(Spatial layout entries)
* begin *

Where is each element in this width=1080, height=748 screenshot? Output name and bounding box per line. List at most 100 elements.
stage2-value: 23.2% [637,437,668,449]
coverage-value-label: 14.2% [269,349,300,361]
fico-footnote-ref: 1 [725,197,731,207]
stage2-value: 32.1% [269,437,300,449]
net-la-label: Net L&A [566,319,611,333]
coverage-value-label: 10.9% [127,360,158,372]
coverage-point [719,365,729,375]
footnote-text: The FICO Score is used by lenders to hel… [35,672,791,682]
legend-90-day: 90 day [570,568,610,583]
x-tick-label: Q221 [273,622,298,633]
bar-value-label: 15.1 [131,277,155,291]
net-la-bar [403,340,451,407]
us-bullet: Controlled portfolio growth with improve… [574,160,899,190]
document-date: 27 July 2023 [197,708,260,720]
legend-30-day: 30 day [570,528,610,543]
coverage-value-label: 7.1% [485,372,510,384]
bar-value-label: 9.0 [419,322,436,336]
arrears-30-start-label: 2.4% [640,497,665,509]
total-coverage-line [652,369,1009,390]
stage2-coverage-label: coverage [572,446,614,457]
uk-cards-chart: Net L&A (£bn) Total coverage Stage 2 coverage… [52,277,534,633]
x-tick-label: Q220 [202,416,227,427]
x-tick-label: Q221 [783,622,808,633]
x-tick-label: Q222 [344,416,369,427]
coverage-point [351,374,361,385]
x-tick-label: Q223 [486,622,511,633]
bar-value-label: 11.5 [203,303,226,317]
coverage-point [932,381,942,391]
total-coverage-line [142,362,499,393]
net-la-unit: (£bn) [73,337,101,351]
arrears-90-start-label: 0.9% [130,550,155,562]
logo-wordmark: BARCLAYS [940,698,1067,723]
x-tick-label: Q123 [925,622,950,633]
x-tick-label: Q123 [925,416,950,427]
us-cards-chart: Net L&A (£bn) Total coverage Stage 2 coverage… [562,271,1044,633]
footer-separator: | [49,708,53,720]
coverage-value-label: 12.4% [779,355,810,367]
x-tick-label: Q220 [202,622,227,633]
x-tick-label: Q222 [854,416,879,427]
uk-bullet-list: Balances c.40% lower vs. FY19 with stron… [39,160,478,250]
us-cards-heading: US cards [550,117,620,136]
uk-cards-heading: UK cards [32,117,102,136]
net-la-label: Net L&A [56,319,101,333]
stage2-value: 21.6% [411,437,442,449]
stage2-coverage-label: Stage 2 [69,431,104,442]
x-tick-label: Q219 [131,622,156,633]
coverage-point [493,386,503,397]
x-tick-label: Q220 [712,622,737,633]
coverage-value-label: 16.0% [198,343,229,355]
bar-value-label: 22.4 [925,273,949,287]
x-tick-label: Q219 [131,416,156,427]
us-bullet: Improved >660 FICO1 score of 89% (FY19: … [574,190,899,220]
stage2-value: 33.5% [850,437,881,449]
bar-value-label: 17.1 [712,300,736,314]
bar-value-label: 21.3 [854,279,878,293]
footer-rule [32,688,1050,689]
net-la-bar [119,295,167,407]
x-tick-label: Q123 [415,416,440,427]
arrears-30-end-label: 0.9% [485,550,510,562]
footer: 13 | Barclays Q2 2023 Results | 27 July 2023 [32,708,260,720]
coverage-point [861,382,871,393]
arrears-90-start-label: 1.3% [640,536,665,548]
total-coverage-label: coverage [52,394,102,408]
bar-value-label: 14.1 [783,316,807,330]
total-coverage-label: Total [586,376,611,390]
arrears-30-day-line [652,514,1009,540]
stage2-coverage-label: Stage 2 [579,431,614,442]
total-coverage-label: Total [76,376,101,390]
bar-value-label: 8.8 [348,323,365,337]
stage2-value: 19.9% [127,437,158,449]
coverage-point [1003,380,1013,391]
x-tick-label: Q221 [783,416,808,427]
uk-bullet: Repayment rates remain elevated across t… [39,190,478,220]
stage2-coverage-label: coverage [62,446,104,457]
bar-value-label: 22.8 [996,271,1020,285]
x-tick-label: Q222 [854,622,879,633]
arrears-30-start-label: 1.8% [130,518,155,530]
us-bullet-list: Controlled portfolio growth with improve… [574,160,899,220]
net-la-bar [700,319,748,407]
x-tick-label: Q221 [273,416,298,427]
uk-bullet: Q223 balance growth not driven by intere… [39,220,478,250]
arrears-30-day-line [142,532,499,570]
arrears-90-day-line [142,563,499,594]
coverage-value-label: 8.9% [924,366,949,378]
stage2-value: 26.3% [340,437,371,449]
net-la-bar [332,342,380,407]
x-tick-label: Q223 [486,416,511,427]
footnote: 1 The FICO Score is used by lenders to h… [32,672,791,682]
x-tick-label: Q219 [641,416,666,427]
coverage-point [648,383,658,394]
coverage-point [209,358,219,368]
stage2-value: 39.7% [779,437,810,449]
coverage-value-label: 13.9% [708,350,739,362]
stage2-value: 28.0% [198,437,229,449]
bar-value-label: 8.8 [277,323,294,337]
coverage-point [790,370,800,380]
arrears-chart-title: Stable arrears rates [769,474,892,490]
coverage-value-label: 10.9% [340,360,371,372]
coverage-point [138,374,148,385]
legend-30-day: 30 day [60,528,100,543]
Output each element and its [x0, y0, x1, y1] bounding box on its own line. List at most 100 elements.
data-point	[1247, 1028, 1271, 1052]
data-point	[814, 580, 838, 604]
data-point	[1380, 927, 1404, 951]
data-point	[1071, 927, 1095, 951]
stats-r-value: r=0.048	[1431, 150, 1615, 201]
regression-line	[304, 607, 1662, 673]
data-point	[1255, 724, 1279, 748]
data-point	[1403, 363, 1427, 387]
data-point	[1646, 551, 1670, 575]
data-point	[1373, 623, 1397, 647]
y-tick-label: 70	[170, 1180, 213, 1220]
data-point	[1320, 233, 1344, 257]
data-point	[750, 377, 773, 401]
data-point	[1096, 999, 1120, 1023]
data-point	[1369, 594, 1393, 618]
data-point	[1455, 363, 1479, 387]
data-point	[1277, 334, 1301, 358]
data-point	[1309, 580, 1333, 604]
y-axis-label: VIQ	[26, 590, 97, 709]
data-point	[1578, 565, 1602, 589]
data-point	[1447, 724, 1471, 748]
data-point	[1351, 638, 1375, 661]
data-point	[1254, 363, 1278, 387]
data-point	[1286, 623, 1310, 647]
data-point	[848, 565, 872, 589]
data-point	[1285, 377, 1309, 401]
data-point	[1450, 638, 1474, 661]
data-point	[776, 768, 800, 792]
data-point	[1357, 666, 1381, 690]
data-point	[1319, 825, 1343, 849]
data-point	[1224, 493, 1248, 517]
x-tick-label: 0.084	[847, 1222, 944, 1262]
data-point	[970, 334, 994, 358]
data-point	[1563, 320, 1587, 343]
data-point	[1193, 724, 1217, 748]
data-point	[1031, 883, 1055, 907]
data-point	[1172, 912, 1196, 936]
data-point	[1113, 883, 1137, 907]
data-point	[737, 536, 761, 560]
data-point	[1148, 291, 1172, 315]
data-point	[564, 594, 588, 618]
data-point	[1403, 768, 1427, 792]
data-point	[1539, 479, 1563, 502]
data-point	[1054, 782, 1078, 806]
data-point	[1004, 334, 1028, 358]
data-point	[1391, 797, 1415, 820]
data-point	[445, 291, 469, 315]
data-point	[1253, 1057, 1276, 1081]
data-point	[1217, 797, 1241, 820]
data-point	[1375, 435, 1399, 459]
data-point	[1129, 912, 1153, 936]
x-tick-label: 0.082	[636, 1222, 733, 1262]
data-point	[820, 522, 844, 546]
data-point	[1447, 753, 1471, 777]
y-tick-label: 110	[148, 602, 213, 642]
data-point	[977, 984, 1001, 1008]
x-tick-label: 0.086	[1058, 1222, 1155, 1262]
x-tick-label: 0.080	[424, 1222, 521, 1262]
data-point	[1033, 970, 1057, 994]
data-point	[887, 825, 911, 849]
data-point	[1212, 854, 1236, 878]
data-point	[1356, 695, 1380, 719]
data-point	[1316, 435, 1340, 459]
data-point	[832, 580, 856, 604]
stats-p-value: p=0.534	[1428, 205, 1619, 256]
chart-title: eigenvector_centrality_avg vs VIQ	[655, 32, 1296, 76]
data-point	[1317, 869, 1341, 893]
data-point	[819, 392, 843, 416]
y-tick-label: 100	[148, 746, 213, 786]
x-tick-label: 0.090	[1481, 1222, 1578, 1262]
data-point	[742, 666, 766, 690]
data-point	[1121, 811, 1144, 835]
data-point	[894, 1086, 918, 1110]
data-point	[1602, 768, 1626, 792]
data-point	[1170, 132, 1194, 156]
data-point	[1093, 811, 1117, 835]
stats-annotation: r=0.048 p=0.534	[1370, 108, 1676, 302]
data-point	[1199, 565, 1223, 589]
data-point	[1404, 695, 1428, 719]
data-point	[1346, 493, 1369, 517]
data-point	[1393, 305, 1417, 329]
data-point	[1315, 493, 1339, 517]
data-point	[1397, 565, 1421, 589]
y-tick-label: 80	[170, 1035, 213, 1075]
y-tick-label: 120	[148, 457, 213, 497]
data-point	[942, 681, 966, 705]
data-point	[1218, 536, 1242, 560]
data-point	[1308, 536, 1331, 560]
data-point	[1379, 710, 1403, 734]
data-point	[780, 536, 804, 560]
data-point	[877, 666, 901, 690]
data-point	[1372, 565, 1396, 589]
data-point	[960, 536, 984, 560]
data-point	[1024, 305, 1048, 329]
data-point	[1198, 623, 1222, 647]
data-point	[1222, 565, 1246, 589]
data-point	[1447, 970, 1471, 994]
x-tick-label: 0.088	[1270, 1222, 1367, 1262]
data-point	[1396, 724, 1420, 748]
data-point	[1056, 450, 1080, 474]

* end *

Rewrite the stretch of rows from the start through the line containing "stage2-coverage-label: coverage [572,446,614,457]", substituting "coverage-pct-label" for "coverage-value-label" and leaving everything else unchanged. Return only those lines.

> Result below
Where is each element in this width=1080, height=748 screenshot? Output name and bounding box per line. List at most 100 elements.
stage2-value: 23.2% [637,437,668,449]
coverage-pct-label: 14.2% [269,349,300,361]
fico-footnote-ref: 1 [725,197,731,207]
stage2-value: 32.1% [269,437,300,449]
net-la-label: Net L&A [566,319,611,333]
coverage-pct-label: 10.9% [127,360,158,372]
coverage-point [719,365,729,375]
footnote-text: The FICO Score is used by lenders to hel… [35,672,791,682]
legend-90-day: 90 day [570,568,610,583]
x-tick-label: Q221 [273,622,298,633]
bar-value-label: 15.1 [131,277,155,291]
net-la-bar [403,340,451,407]
us-bullet: Controlled portfolio growth with improve… [574,160,899,190]
document-date: 27 July 2023 [197,708,260,720]
legend-30-day: 30 day [570,528,610,543]
coverage-pct-label: 7.1% [485,372,510,384]
bar-value-label: 9.0 [419,322,436,336]
arrears-30-start-label: 2.4% [640,497,665,509]
total-coverage-line [652,369,1009,390]
stage2-coverage-label: coverage [572,446,614,457]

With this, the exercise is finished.